**EXERCISE**
From the entries that follow, pick out all lines holding "tasks".

**GIVEN RECORDS**
========

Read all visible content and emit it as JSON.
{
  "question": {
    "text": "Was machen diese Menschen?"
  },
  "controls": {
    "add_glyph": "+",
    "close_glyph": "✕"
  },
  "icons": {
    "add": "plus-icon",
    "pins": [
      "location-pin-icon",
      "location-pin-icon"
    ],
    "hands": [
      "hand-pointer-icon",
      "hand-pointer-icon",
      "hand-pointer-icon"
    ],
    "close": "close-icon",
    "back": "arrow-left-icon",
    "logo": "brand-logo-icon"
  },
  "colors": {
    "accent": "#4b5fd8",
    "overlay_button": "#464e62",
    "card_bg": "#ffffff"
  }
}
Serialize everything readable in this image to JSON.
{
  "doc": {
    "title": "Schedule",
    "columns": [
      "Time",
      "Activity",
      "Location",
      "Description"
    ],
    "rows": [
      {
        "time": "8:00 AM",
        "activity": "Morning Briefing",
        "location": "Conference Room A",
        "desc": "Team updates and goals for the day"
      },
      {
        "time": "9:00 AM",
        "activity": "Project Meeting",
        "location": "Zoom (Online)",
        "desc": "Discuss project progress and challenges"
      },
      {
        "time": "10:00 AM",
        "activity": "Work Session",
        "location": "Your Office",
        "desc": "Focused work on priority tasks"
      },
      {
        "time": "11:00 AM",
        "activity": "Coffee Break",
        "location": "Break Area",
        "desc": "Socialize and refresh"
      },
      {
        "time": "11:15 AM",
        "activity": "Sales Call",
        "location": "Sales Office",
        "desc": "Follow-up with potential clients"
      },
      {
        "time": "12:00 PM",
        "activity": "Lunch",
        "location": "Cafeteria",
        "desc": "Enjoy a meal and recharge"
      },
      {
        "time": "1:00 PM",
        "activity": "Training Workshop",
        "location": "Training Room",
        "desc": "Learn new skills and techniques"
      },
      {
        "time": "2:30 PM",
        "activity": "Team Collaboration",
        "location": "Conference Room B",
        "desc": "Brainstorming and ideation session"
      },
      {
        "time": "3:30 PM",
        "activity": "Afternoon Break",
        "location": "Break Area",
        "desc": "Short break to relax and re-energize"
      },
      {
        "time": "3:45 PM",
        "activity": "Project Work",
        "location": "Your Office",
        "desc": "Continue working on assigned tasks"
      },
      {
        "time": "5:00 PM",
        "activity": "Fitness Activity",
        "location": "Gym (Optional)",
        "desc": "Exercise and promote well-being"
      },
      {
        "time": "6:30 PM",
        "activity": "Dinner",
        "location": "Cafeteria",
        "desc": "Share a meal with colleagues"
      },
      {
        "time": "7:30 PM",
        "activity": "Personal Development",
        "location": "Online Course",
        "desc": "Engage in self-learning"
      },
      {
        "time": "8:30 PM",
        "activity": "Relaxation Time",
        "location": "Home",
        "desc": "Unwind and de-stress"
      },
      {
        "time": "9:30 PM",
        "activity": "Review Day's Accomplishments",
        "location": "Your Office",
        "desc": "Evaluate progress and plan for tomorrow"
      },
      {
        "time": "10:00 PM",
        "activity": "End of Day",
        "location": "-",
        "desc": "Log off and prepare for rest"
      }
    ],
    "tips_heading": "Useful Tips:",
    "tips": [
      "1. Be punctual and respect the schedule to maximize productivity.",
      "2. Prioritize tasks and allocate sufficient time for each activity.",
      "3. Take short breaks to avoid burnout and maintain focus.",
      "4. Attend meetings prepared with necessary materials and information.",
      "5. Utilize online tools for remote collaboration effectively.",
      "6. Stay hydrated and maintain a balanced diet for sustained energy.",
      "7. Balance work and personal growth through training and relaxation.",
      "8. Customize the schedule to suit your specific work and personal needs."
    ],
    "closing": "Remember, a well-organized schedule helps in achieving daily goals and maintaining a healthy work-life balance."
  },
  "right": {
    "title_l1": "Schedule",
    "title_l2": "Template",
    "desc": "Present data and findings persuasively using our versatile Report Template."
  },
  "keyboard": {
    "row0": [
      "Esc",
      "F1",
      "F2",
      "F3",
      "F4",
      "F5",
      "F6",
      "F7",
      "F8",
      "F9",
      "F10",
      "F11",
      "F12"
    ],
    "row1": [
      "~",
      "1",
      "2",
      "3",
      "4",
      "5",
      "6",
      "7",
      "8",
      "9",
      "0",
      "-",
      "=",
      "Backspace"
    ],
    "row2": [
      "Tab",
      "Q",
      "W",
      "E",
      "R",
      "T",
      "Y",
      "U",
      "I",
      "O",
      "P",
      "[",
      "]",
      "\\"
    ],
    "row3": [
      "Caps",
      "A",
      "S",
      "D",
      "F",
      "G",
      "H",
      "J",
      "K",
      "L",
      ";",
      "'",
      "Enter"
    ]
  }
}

========

**EXERCISE ANSWER**
        "desc": "Focused work on priority tasks"
        "desc": "Continue working on assigned tasks"
      "2. Prioritize tasks and allocate sufficient time for each activity.",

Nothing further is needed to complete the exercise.